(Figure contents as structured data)
--

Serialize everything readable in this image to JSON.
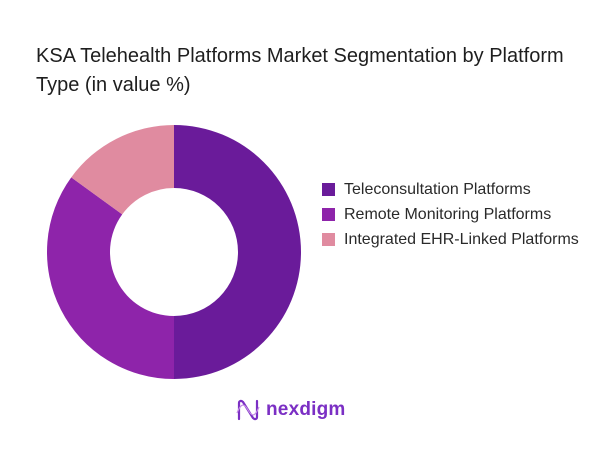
{
  "chart_data": {
    "type": "pie",
    "donut": true,
    "title": "KSA Telehealth Platforms Market Segmentation by Platform Type (in value %)",
    "categories": [
      "Teleconsultation Platforms",
      "Remote Monitoring Platforms",
      "Integrated EHR-Linked Platforms"
    ],
    "values": [
      50,
      35,
      15
    ],
    "colors": [
      "#6a1b9a",
      "#8e24aa",
      "#e08ba0"
    ],
    "legend_position": "right"
  },
  "logo": {
    "text": "nexdigm"
  }
}
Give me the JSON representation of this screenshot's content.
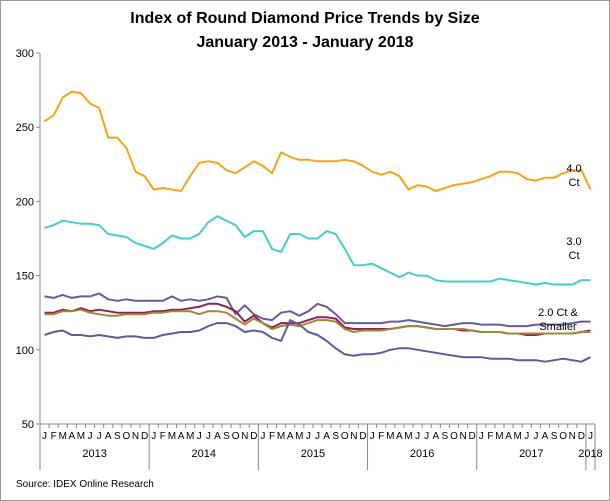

--

WHAT THE TASK REQUIRES: Retype the listing exactly. Pictures do not belong in the copy.

RESULT FOR THIS TASK:
Serialize everything readable in this image to JSON.
{
  "chart_data": {
    "type": "pie",
    "donut": true,
    "title": "KSA Telehealth Platforms Market Segmentation by Platform Type (in value %)",
    "categories": [
      "Teleconsultation Platforms",
      "Remote Monitoring Platforms",
      "Integrated EHR-Linked Platforms"
    ],
    "values": [
      50,
      35,
      15
    ],
    "colors": [
      "#6a1b9a",
      "#8e24aa",
      "#e08ba0"
    ],
    "legend_position": "right"
  },
  "logo": {
    "text": "nexdigm"
  }
}
Give me the JSON representation of this screenshot's content.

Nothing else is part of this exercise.